== Exercise input ==
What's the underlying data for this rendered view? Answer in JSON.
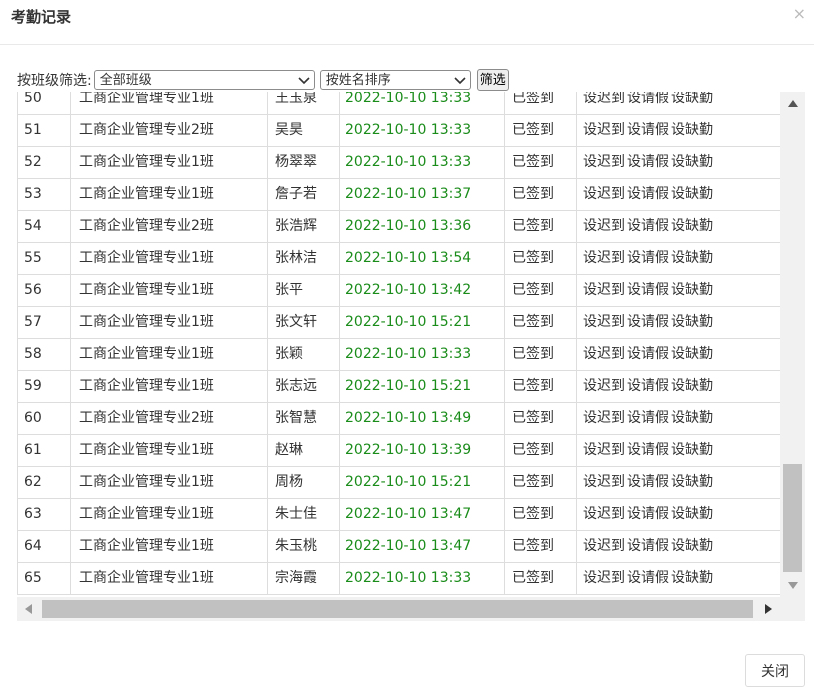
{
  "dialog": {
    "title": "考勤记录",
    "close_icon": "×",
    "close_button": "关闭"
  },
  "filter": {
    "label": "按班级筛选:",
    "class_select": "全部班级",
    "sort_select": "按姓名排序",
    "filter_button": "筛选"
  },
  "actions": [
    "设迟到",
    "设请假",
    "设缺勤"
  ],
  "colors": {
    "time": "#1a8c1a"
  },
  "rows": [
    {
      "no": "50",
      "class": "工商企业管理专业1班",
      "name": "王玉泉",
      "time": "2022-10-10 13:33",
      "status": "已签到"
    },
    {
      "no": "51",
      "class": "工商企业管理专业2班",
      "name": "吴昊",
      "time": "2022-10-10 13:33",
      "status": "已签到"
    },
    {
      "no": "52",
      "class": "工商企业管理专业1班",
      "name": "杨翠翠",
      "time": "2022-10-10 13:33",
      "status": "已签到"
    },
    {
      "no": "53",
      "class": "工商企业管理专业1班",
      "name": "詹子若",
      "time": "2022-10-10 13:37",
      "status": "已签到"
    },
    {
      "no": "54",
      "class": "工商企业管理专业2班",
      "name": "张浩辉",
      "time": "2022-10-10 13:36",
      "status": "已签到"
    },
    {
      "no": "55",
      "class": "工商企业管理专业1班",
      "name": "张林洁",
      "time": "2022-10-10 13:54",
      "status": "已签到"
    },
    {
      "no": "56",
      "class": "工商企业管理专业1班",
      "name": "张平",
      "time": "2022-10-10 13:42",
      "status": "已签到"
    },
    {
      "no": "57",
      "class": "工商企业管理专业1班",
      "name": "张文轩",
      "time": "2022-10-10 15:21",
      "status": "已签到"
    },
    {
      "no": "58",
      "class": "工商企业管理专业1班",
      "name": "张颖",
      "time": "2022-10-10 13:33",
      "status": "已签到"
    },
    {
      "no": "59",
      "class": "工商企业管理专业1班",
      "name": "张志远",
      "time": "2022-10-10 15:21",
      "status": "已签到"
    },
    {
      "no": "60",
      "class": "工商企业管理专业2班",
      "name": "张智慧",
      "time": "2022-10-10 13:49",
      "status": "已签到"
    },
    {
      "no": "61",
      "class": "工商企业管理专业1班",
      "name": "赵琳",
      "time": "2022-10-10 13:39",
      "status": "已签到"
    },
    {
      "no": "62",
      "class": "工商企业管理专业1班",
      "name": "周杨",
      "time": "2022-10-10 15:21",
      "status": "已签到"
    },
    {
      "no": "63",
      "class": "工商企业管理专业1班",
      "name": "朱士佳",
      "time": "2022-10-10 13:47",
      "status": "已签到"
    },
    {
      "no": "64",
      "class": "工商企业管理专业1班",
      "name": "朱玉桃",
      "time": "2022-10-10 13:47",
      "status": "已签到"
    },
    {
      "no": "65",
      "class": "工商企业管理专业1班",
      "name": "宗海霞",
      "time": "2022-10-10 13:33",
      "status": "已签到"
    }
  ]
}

== What the task asks ==
Leave out the pictures and give the listing above again exactly.

== Task solution ==
What's the underlying data for this rendered view? Answer in JSON.
{
  "dialog": {
    "title": "考勤记录",
    "close_icon": "×",
    "close_button": "关闭"
  },
  "filter": {
    "label": "按班级筛选:",
    "class_select": "全部班级",
    "sort_select": "按姓名排序",
    "filter_button": "筛选"
  },
  "actions": [
    "设迟到",
    "设请假",
    "设缺勤"
  ],
  "colors": {
    "time": "#1a8c1a"
  },
  "rows": [
    {
      "no": "50",
      "class": "工商企业管理专业1班",
      "name": "王玉泉",
      "time": "2022-10-10 13:33",
      "status": "已签到"
    },
    {
      "no": "51",
      "class": "工商企业管理专业2班",
      "name": "吴昊",
      "time": "2022-10-10 13:33",
      "status": "已签到"
    },
    {
      "no": "52",
      "class": "工商企业管理专业1班",
      "name": "杨翠翠",
      "time": "2022-10-10 13:33",
      "status": "已签到"
    },
    {
      "no": "53",
      "class": "工商企业管理专业1班",
      "name": "詹子若",
      "time": "2022-10-10 13:37",
      "status": "已签到"
    },
    {
      "no": "54",
      "class": "工商企业管理专业2班",
      "name": "张浩辉",
      "time": "2022-10-10 13:36",
      "status": "已签到"
    },
    {
      "no": "55",
      "class": "工商企业管理专业1班",
      "name": "张林洁",
      "time": "2022-10-10 13:54",
      "status": "已签到"
    },
    {
      "no": "56",
      "class": "工商企业管理专业1班",
      "name": "张平",
      "time": "2022-10-10 13:42",
      "status": "已签到"
    },
    {
      "no": "57",
      "class": "工商企业管理专业1班",
      "name": "张文轩",
      "time": "2022-10-10 15:21",
      "status": "已签到"
    },
    {
      "no": "58",
      "class": "工商企业管理专业1班",
      "name": "张颖",
      "time": "2022-10-10 13:33",
      "status": "已签到"
    },
    {
      "no": "59",
      "class": "工商企业管理专业1班",
      "name": "张志远",
      "time": "2022-10-10 15:21",
      "status": "已签到"
    },
    {
      "no": "60",
      "class": "工商企业管理专业2班",
      "name": "张智慧",
      "time": "2022-10-10 13:49",
      "status": "已签到"
    },
    {
      "no": "61",
      "class": "工商企业管理专业1班",
      "name": "赵琳",
      "time": "2022-10-10 13:39",
      "status": "已签到"
    },
    {
      "no": "62",
      "class": "工商企业管理专业1班",
      "name": "周杨",
      "time": "2022-10-10 15:21",
      "status": "已签到"
    },
    {
      "no": "63",
      "class": "工商企业管理专业1班",
      "name": "朱士佳",
      "time": "2022-10-10 13:47",
      "status": "已签到"
    },
    {
      "no": "64",
      "class": "工商企业管理专业1班",
      "name": "朱玉桃",
      "time": "2022-10-10 13:47",
      "status": "已签到"
    },
    {
      "no": "65",
      "class": "工商企业管理专业1班",
      "name": "宗海霞",
      "time": "2022-10-10 13:33",
      "status": "已签到"
    }
  ]
}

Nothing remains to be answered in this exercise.